-- TASK PROMPT --
Quote all of the data below exactly, please.

==*==

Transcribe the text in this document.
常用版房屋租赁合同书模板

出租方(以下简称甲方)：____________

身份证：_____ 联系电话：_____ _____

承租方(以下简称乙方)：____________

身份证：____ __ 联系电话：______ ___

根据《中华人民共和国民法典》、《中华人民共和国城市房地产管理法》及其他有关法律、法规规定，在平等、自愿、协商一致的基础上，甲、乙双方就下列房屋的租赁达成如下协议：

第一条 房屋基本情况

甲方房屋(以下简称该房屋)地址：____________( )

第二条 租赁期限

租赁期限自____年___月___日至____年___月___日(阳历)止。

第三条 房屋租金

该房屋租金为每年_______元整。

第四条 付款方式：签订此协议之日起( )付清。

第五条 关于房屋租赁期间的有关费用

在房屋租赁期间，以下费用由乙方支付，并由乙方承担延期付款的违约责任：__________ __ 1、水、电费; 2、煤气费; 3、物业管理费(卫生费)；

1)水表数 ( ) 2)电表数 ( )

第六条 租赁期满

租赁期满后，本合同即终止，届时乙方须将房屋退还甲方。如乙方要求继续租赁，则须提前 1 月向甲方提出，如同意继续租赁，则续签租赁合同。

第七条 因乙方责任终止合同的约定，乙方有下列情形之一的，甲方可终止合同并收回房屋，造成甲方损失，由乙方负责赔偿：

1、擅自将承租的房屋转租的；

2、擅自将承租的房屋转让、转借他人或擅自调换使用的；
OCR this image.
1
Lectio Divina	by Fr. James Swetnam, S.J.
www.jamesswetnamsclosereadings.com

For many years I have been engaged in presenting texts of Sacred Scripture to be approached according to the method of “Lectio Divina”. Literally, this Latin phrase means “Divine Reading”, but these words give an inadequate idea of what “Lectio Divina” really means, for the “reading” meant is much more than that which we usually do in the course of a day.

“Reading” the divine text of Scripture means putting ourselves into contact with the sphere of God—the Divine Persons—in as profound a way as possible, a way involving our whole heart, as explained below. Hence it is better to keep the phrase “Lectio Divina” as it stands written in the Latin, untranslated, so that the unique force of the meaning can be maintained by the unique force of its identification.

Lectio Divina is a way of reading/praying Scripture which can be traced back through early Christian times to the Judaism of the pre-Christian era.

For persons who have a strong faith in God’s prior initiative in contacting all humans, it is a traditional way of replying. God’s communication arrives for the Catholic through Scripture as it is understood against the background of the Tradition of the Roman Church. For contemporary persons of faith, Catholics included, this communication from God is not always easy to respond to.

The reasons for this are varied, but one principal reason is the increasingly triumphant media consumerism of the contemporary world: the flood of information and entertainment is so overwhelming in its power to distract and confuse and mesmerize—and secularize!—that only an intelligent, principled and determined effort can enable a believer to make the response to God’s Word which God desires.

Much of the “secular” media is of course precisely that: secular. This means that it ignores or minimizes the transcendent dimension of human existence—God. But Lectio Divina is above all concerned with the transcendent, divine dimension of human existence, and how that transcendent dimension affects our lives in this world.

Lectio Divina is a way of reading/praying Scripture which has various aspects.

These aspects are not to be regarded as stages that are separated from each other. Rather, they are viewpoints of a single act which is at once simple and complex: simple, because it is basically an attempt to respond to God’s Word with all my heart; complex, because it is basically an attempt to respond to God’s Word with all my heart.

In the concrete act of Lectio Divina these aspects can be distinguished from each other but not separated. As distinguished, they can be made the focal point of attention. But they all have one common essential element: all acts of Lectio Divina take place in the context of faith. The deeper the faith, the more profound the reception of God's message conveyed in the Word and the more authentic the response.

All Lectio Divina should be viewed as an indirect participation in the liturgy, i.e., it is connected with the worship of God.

==*==

-- TASK RESPONSE --
Transcribe the text in this document.
常用版房屋租赁合同书模板

出租方(以下简称甲方)：____________

身份证：_____ 联系电话：_____ _____

承租方(以下简称乙方)：____________

身份证：____ __ 联系电话：______ ___

根据《中华人民共和国民法典》、《中华人民共和国城市房地产管理法》及其他有关法律、法规规定，在平等、自愿、协商一致的基础上，甲、乙双方就下列房屋的租赁达成如下协议：

第一条 房屋基本情况

甲方房屋(以下简称该房屋)地址：____________( )

第二条 租赁期限

租赁期限自____年___月___日至____年___月___日(阳历)止。

第三条 房屋租金

该房屋租金为每年_______元整。

第四条 付款方式：签订此协议之日起( )付清。

第五条 关于房屋租赁期间的有关费用

在房屋租赁期间，以下费用由乙方支付，并由乙方承担延期付款的违约责任：__________ __ 1、水、电费; 2、煤气费; 3、物业管理费(卫生费)；

1)水表数 ( ) 2)电表数 ( )

第六条 租赁期满

租赁期满后，本合同即终止，届时乙方须将房屋退还甲方。如乙方要求继续租赁，则须提前 1 月向甲方提出，如同意继续租赁，则续签租赁合同。

第七条 因乙方责任终止合同的约定，乙方有下列情形之一的，甲方可终止合同并收回房屋，造成甲方损失，由乙方负责赔偿：

1、擅自将承租的房屋转租的；

2、擅自将承租的房屋转让、转借他人或擅自调换使用的；
OCR this image.
1
Lectio Divina	by Fr. James Swetnam, S.J.
www.jamesswetnamsclosereadings.com

For many years I have been engaged in presenting texts of Sacred Scripture to be approached according to the method of “Lectio Divina”. Literally, this Latin phrase means “Divine Reading”, but these words give an inadequate idea of what “Lectio Divina” really means, for the “reading” meant is much more than that which we usually do in the course of a day.

“Reading” the divine text of Scripture means putting ourselves into contact with the sphere of God—the Divine Persons—in as profound a way as possible, a way involving our whole heart, as explained below. Hence it is better to keep the phrase “Lectio Divina” as it stands written in the Latin, untranslated, so that the unique force of the meaning can be maintained by the unique force of its identification.

Lectio Divina is a way of reading/praying Scripture which can be traced back through early Christian times to the Judaism of the pre-Christian era.

For persons who have a strong faith in God’s prior initiative in contacting all humans, it is a traditional way of replying. God’s communication arrives for the Catholic through Scripture as it is understood against the background of the Tradition of the Roman Church. For contemporary persons of faith, Catholics included, this communication from God is not always easy to respond to.

The reasons for this are varied, but one principal reason is the increasingly triumphant media consumerism of the contemporary world: the flood of information and entertainment is so overwhelming in its power to distract and confuse and mesmerize—and secularize!—that only an intelligent, principled and determined effort can enable a believer to make the response to God’s Word which God desires.

Much of the “secular” media is of course precisely that: secular. This means that it ignores or minimizes the transcendent dimension of human existence—God. But Lectio Divina is above all concerned with the transcendent, divine dimension of human existence, and how that transcendent dimension affects our lives in this world.

Lectio Divina is a way of reading/praying Scripture which has various aspects.

These aspects are not to be regarded as stages that are separated from each other. Rather, they are viewpoints of a single act which is at once simple and complex: simple, because it is basically an attempt to respond to God’s Word with all my heart; complex, because it is basically an attempt to respond to God’s Word with all my heart.

In the concrete act of Lectio Divina these aspects can be distinguished from each other but not separated. As distinguished, they can be made the focal point of attention. But they all have one common essential element: all acts of Lectio Divina take place in the context of faith. The deeper the faith, the more profound the reception of God's message conveyed in the Word and the more authentic the response.

All Lectio Divina should be viewed as an indirect participation in the liturgy, i.e., it is connected with the worship of God.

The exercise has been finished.